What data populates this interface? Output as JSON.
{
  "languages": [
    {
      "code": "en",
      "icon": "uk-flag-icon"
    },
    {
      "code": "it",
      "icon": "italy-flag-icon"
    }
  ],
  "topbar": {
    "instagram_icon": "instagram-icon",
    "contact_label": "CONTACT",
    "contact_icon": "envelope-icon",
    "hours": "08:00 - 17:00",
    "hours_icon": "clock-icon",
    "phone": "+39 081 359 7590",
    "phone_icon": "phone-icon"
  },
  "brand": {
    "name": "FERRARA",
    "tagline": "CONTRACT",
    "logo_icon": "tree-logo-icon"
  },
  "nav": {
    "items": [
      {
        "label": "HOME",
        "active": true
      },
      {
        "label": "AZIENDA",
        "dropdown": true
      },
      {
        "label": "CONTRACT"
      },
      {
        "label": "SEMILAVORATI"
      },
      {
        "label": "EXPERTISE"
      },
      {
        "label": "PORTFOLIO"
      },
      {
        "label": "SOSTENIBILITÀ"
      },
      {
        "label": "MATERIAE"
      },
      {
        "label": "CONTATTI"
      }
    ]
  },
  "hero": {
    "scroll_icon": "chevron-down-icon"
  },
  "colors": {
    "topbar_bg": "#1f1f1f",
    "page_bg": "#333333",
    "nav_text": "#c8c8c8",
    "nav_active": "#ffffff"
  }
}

--------------------------------------------------

• [Problem requirements] Please reproduce every line of the material word for word.

• [Answer for the task]
What data populates this interface? Output as JSON.
{
  "languages": [
    {
      "code": "en",
      "icon": "uk-flag-icon"
    },
    {
      "code": "it",
      "icon": "italy-flag-icon"
    }
  ],
  "topbar": {
    "instagram_icon": "instagram-icon",
    "contact_label": "CONTACT",
    "contact_icon": "envelope-icon",
    "hours": "08:00 - 17:00",
    "hours_icon": "clock-icon",
    "phone": "+39 081 359 7590",
    "phone_icon": "phone-icon"
  },
  "brand": {
    "name": "FERRARA",
    "tagline": "CONTRACT",
    "logo_icon": "tree-logo-icon"
  },
  "nav": {
    "items": [
      {
        "label": "HOME",
        "active": true
      },
      {
        "label": "AZIENDA",
        "dropdown": true
      },
      {
        "label": "CONTRACT"
      },
      {
        "label": "SEMILAVORATI"
      },
      {
        "label": "EXPERTISE"
      },
      {
        "label": "PORTFOLIO"
      },
      {
        "label": "SOSTENIBILITÀ"
      },
      {
        "label": "MATERIAE"
      },
      {
        "label": "CONTATTI"
      }
    ]
  },
  "hero": {
    "scroll_icon": "chevron-down-icon"
  },
  "colors": {
    "topbar_bg": "#1f1f1f",
    "page_bg": "#333333",
    "nav_text": "#c8c8c8",
    "nav_active": "#ffffff"
  }
}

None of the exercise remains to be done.